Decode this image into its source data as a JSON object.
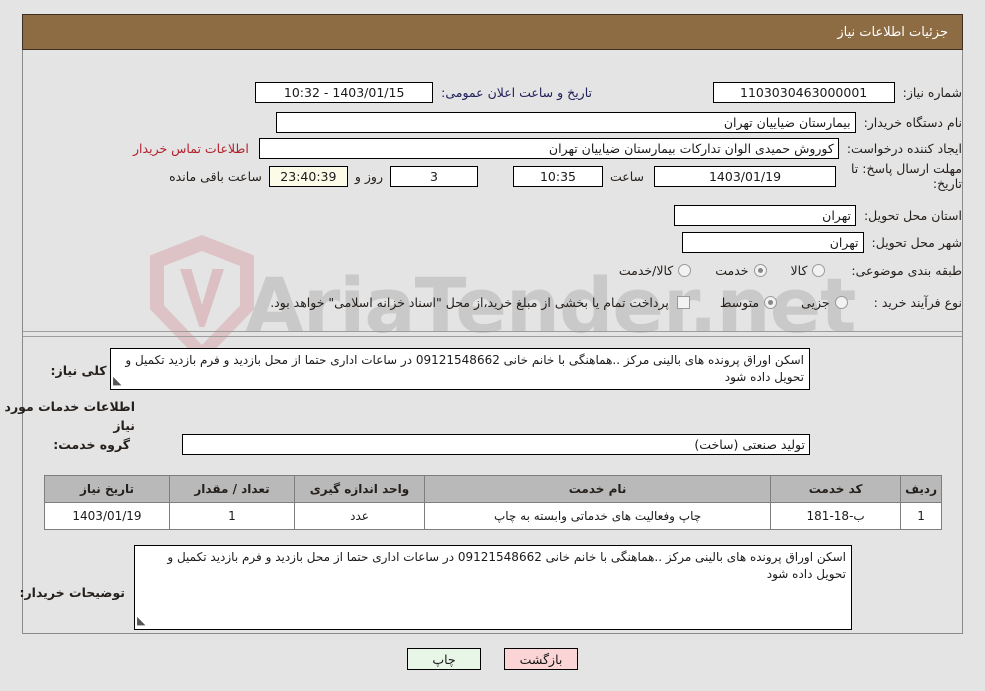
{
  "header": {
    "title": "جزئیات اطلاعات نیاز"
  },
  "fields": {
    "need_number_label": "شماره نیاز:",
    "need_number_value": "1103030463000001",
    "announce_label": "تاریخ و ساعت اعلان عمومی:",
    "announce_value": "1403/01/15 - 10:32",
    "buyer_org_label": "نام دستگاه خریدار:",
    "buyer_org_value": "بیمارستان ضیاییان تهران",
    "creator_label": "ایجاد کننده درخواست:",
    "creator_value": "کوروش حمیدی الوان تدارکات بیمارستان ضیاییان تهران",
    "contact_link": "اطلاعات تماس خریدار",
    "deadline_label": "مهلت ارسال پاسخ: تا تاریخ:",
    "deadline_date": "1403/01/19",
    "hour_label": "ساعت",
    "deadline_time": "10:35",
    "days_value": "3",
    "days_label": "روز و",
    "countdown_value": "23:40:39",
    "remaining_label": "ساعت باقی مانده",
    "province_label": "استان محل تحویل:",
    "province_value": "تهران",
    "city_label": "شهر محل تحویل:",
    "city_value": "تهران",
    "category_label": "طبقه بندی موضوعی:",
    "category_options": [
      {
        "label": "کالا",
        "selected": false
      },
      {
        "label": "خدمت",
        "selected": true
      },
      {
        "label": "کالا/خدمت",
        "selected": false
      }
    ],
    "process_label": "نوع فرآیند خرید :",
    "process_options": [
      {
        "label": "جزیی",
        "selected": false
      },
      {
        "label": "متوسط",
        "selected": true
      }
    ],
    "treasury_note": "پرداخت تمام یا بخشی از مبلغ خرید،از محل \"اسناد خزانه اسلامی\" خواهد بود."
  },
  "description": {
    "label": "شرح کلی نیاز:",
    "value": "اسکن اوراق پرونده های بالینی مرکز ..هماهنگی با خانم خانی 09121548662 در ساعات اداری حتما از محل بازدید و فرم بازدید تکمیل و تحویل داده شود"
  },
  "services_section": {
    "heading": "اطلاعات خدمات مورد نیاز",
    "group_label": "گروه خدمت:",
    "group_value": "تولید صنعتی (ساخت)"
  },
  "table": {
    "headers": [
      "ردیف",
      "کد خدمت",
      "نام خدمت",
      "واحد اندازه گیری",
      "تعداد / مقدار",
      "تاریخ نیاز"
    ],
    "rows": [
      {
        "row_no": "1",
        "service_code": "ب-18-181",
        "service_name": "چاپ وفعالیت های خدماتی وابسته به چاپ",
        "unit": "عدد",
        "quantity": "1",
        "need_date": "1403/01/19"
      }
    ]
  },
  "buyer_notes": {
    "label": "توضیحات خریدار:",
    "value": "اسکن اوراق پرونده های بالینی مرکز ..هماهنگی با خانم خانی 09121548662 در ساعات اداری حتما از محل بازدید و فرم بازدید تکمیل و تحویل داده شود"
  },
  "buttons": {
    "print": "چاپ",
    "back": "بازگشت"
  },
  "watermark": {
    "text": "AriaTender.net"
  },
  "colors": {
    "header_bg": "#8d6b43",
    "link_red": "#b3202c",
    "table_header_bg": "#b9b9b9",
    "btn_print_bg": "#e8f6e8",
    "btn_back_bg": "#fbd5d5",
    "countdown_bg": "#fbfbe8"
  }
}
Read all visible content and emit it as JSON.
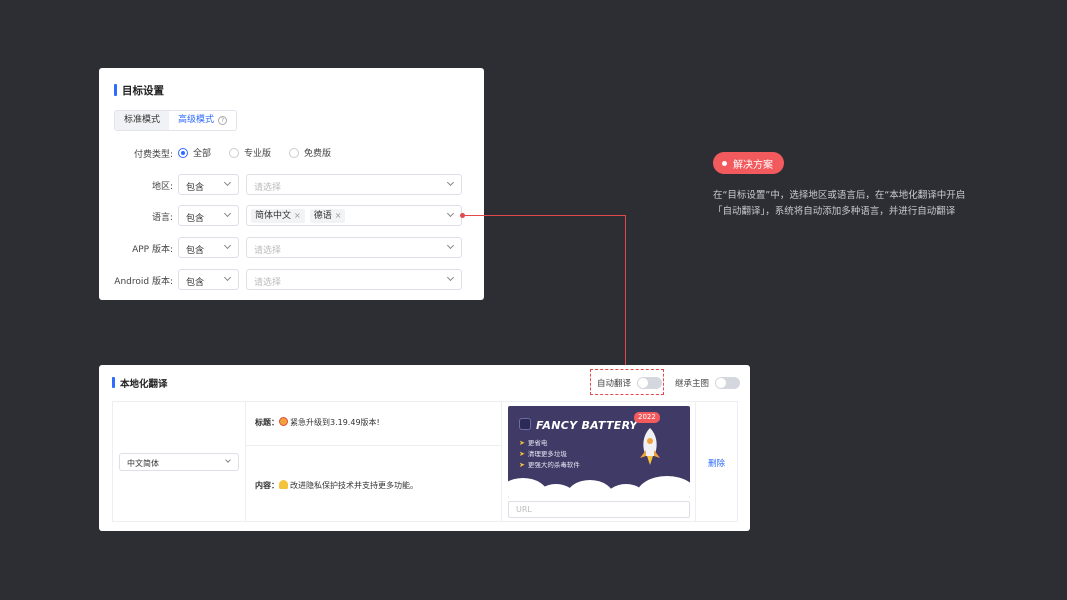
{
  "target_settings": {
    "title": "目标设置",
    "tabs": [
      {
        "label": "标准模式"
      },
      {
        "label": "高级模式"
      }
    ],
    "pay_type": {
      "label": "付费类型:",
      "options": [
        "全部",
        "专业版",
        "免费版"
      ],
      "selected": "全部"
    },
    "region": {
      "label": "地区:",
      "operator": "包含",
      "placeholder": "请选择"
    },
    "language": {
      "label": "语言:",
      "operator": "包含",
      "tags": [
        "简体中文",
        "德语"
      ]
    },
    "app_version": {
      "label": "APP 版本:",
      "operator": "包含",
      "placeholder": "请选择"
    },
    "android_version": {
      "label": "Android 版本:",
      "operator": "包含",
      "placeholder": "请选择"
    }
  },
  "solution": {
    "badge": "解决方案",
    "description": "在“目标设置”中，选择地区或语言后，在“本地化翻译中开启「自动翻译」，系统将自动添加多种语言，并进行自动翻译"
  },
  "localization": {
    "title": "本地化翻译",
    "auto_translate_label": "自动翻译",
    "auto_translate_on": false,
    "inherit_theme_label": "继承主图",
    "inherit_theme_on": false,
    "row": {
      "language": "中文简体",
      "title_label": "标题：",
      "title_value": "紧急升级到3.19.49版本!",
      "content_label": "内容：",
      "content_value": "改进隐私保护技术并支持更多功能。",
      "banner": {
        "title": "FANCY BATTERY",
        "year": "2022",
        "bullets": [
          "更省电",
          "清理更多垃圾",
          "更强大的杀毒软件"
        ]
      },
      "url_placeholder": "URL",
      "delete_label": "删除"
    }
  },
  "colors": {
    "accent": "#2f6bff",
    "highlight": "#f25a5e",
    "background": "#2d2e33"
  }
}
============================================================
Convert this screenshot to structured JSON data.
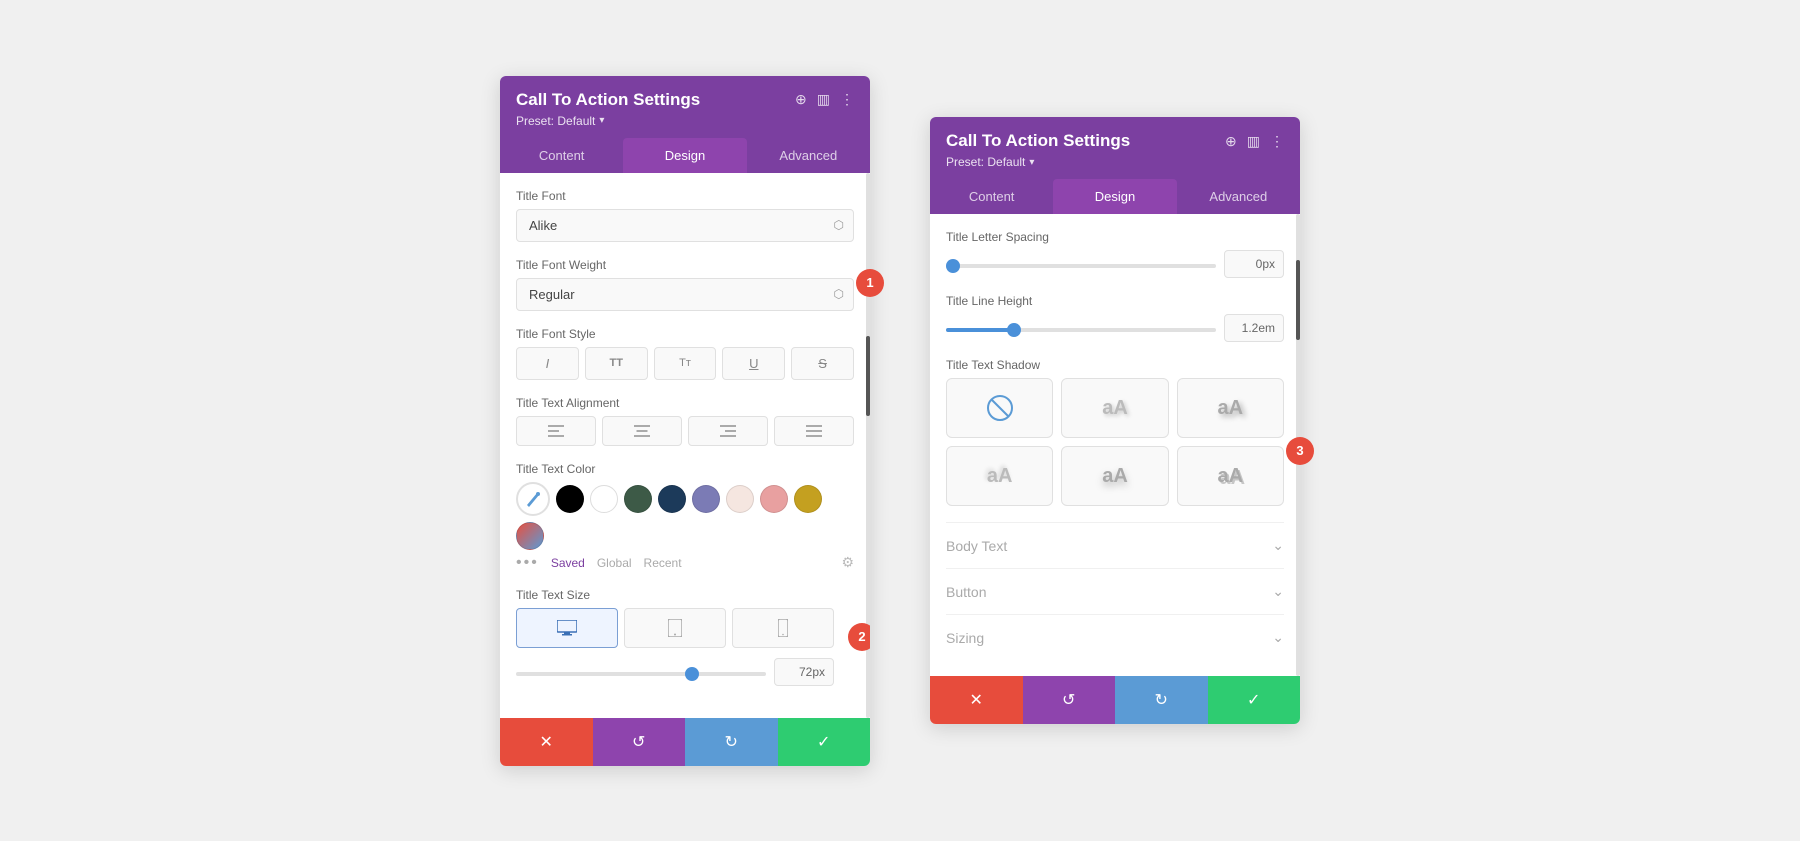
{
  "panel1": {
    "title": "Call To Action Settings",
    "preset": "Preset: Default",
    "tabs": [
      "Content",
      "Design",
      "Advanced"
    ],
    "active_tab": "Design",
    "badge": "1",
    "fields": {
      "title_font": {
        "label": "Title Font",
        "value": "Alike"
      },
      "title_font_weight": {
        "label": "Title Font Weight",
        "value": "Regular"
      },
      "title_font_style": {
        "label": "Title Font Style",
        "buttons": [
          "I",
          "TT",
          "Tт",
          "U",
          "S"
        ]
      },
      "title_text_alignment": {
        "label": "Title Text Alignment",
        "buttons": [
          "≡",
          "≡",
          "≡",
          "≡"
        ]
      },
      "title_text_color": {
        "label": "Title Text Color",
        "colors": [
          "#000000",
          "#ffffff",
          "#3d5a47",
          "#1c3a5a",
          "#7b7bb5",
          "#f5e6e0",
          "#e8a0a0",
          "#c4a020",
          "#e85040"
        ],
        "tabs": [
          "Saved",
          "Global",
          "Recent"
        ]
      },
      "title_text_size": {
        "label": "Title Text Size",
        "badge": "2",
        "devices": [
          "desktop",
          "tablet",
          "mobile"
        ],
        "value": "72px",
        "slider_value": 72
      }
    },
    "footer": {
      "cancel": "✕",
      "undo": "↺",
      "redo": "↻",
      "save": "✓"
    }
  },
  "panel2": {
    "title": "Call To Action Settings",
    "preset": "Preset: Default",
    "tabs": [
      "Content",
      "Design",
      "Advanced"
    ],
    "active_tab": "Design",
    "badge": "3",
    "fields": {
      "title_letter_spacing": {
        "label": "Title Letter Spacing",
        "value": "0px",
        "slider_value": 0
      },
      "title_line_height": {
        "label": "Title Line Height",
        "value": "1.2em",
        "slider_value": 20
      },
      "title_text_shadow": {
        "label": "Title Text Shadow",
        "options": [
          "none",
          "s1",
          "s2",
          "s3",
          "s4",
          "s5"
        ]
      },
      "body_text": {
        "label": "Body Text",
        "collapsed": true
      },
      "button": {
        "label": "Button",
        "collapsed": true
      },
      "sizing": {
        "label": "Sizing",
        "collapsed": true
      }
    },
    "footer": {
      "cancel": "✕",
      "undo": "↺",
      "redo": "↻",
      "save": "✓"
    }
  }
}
============================================================
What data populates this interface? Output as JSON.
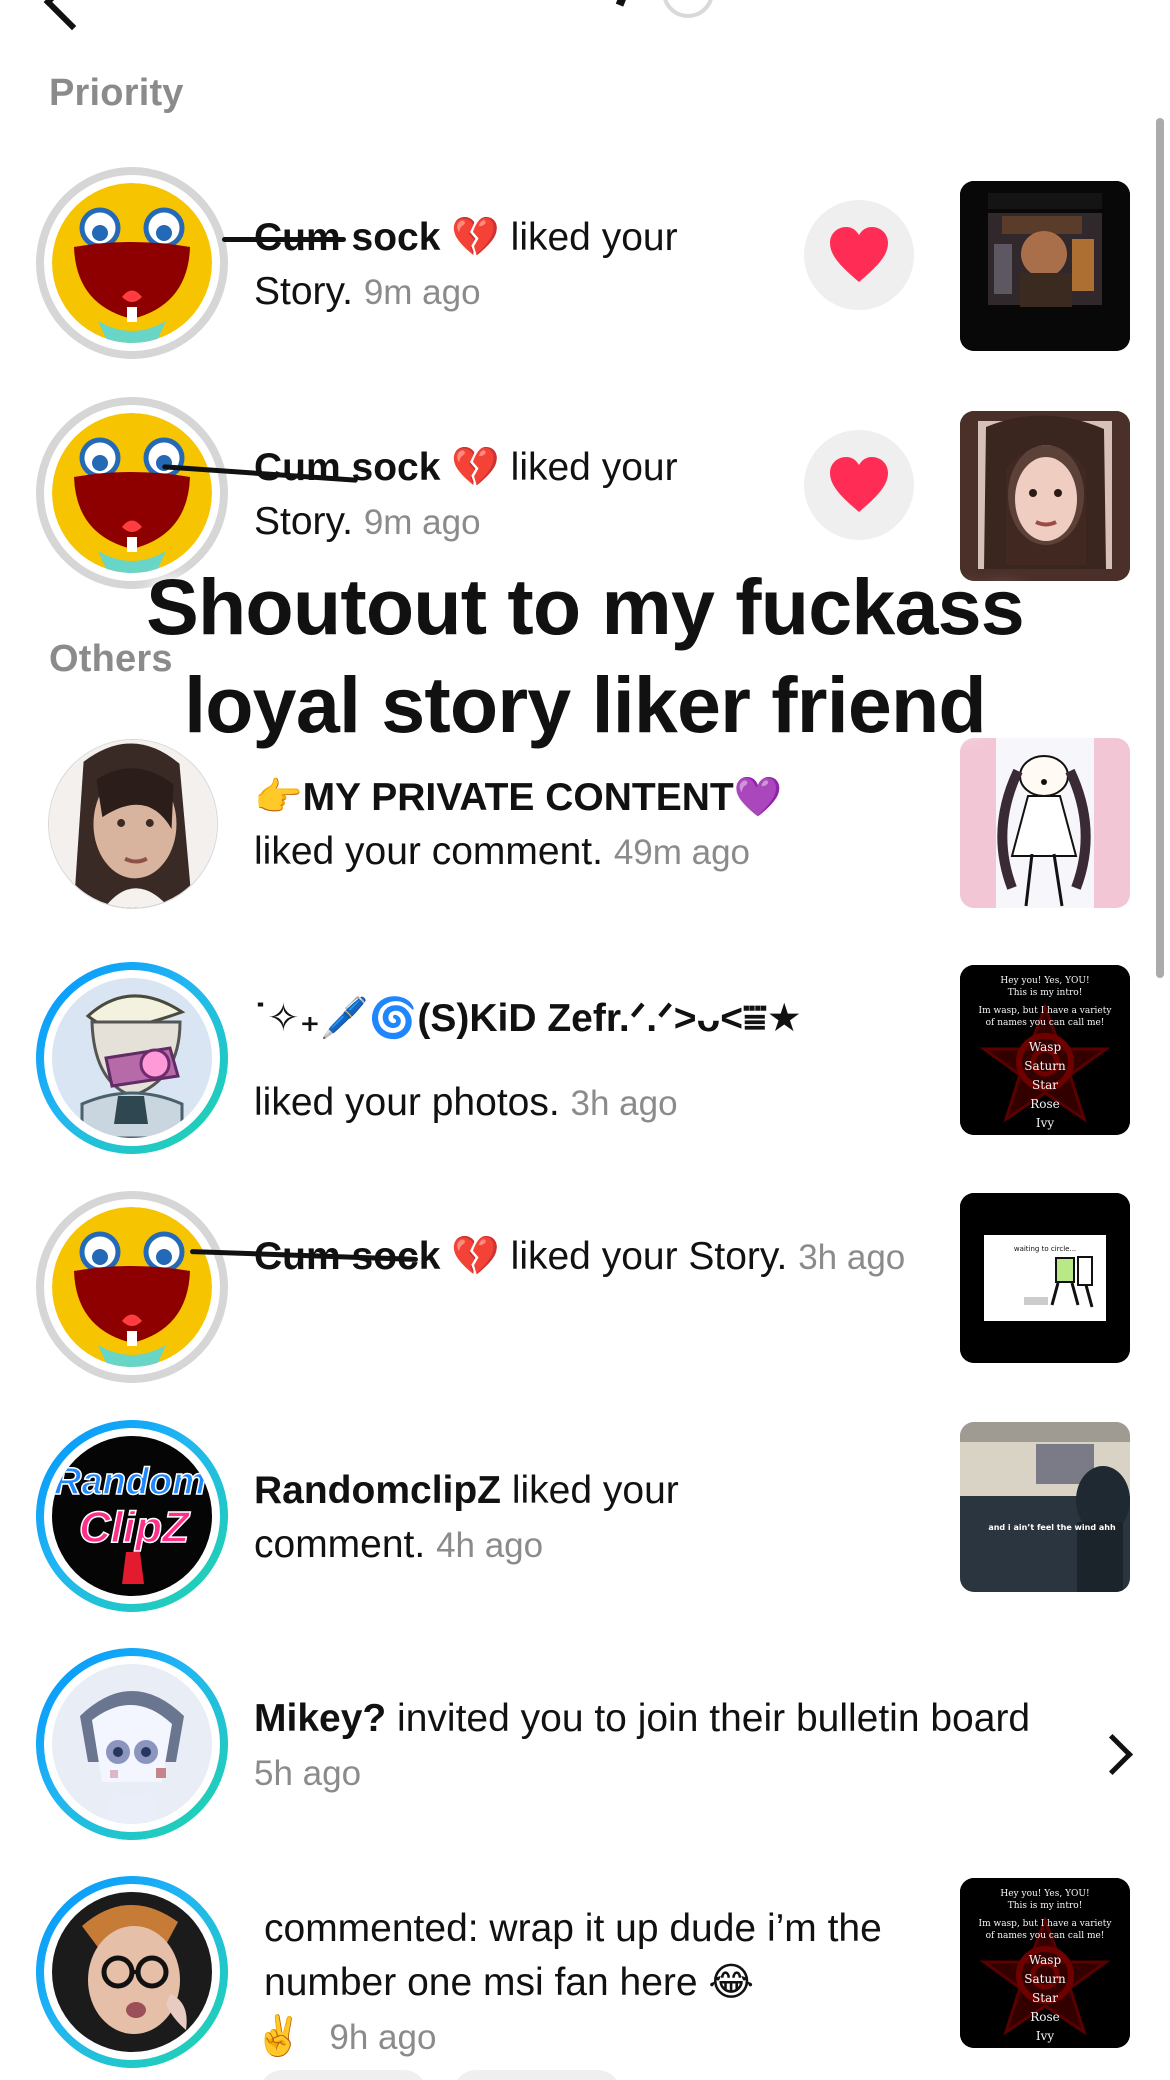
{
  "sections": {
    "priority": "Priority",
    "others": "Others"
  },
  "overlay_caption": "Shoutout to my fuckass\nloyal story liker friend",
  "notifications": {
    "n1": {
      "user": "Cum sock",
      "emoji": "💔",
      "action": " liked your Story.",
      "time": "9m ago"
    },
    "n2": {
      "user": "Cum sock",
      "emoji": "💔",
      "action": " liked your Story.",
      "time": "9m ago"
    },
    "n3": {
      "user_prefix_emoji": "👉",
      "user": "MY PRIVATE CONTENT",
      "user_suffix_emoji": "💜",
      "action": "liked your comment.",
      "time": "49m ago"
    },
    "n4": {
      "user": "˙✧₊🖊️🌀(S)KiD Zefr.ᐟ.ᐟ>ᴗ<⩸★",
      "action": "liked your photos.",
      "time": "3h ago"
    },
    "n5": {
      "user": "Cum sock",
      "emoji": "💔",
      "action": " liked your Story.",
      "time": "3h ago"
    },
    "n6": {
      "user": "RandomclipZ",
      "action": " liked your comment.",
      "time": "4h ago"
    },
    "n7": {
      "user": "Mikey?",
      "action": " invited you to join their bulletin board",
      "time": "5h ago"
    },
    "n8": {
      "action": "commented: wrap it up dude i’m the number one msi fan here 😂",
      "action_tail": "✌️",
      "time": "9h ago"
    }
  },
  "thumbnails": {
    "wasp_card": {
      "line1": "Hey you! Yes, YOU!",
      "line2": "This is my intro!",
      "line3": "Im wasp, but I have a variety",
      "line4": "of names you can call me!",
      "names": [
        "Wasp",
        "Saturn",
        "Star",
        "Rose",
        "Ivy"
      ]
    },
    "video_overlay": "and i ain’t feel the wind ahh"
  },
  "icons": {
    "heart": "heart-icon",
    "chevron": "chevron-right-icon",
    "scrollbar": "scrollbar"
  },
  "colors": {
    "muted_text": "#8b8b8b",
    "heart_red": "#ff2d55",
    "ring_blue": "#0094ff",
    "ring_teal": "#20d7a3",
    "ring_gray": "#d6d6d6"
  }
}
============================================================
## What the task requires
Copy each line of the listing that holds the word "تحویل".

## Exercise result
    "province_label": "استان محل تحویل:",
    "city_label": "شهر محل تحویل:",
    "value": "اسکن اوراق پرونده های بالینی مرکز ..هماهنگی با خانم خانی 09121548662 در ساعات اداری حتما از محل بازدید و فرم بازدید تکمیل و تحویل داده شود"
    "value": "اسکن اوراق پرونده های بالینی مرکز ..هماهنگی با خانم خانی 09121548662 در ساعات اداری حتما از محل بازدید و فرم بازدید تکمیل و تحویل داده شود"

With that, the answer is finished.